Camps ha dimitido. Los ERE siguen en portada. El PSOE acusa al PP de corrupto y, a su vez, es acusado de lo mismo por aquel. Ya nadie aspira, en la ruleta bipartidista, a demostrar que está limpio sino  que se da por satisfecho si se evidencia que el otro también está sucio. La corrupción política tiene, nadie lo duda, unas consecuencias  demoledoras para la democracia y para la ética pública. Pero económicamente ¿qué consecuencias tiene? Hubo un tiempo, no hace mucho,  en que la corrupción parecía el precio inevitable, algún consejero lo sugirió,  que había que pagar  por el desarrollo económico. ¿Esto realmente así?

Bastaría mirar el ranking de corrupción que publica la ONG Transparency International para  desterrar esta peregrina asociación  entre corrupción y desarrollo. Los Estados con más corrupción tienen niveles muy bajos de desarrollo económico y de bienestar social. Somalia, Irak o Afganistán están entre los países  con más corrupción  y Dinamarca, Indonesia y Finlandia entre los tres menos. Luego la asociación es exactamente la inversa; la correlación significativa  es entre subdesarrollo y corrupción. Lo que ya no resulta tan fácil es saber si es la corrupción la que causa la pobreza o al contrario. Posiblemente se trate de una relación causal bidireccional, como en tanto otros casos.

Una segunda asociación que  podemos establecer es  entre corrupción y costes de transacción.  Los “costes de transacción”  son los costes  necesarios para operar las instituciones y garantizar la obediencia de las reglas. Las economías que tienen un mayor nivel de costes de transacción tienen también un mayor nivel de  corrupción.

Parece indudable pues que la corrupción no sólo tiene efectos políticos sino también económicos. ¿Cómo interaccionan corrupción,  desarrollo económico y costes de transacción?. El incremento espurio de los cotes de transacción en países de baja renta y productividad es una forma perversa de reparto improductivo de la renta. El incremento de los costes de transacción implica, a su vez,  un aumento de la complejidad y la burocratización de la actividad económica. Este aumento de la complejidad en las transacciones económicas permite mayores oportunidades para el fraude, las ilegalidades y la falta de control y transparencia. De esta manera los agentes económicos pueden encontrar unas expectativas de beneficios mayores invirtiendo en actividades vinculadas a los cotes de transacción  (intermediación  representación, consultorías, tramitación jurídica, accesoria, burocracia pública, etc)   incluida las  actividades corruptas,  que en actividades productivas.

He aquí el escenario de aparición de la corrupción `política.  Pero la corrupción a su vez contribuye al aumento de los costes de transacción (incremento  de los controles legales e institucionales  para el cumplimiento de las reglas) y a la reducción de la economía productiva (entendemos  aquí por economía, y sólo a estos efectos,  productiva  a aquella que crea valor y no solo renta). La  corrupción  genera su propio mercado criminal donde la ilegalidad  es  la principal fuente de plusvalía  y de renta (el mercado de la droga es un caso muy claro de este tipo de estímulos  a la criminalidad).

INSTRUCCIÓN 1: Transcribe sin cambios las líneas de las entradas que van desde el comienzo hasta la línea que contiene "y-tick-label: 5.00x108 [51,348,102,365]", incluida esta.
El fragmento citado y las entradas proceden de fuentes distintas.

DATOS DE ENTRADA:
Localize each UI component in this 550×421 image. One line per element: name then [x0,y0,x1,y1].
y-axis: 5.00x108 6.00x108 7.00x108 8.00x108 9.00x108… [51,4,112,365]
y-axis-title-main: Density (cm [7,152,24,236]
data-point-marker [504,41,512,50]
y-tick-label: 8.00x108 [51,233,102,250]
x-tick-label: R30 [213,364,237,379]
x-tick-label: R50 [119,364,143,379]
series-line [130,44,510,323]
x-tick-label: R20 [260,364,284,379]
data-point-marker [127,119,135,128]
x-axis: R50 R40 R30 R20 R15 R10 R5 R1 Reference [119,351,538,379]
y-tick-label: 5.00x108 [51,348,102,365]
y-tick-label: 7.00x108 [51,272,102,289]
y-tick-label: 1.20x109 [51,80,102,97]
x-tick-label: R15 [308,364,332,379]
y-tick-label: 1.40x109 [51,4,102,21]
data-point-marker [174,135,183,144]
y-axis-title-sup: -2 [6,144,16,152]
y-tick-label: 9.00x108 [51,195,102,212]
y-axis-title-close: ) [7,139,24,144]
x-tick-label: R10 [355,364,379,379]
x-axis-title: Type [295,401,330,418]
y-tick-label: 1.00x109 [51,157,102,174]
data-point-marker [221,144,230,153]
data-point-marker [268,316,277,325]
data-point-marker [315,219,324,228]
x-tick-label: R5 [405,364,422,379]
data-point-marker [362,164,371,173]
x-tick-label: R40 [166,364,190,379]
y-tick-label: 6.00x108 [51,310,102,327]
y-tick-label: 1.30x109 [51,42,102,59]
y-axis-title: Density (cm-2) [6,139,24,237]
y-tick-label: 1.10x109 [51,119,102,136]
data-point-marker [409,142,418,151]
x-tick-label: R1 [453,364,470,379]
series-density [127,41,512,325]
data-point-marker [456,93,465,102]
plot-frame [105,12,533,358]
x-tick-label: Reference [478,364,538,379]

INSTRUCCIÓN 2: Según el fragmento citado, ¿qué organización publica el ranking de corrupción que se menciona?

RESULTADO CORRECTO 1:
Localize each UI component in this 550×421 image. One line per element: name then [x0,y0,x1,y1].
y-axis: 5.00x108 6.00x108 7.00x108 8.00x108 9.00x108… [51,4,112,365]
y-axis-title-main: Density (cm [7,152,24,236]
data-point-marker [504,41,512,50]
y-tick-label: 8.00x108 [51,233,102,250]
x-tick-label: R30 [213,364,237,379]
x-tick-label: R50 [119,364,143,379]
series-line [130,44,510,323]
x-tick-label: R20 [260,364,284,379]
data-point-marker [127,119,135,128]
x-axis: R50 R40 R30 R20 R15 R10 R5 R1 Reference [119,351,538,379]
y-tick-label: 5.00x108 [51,348,102,365]

RESULTADO CORRECTO 2: La ONG Transparency International.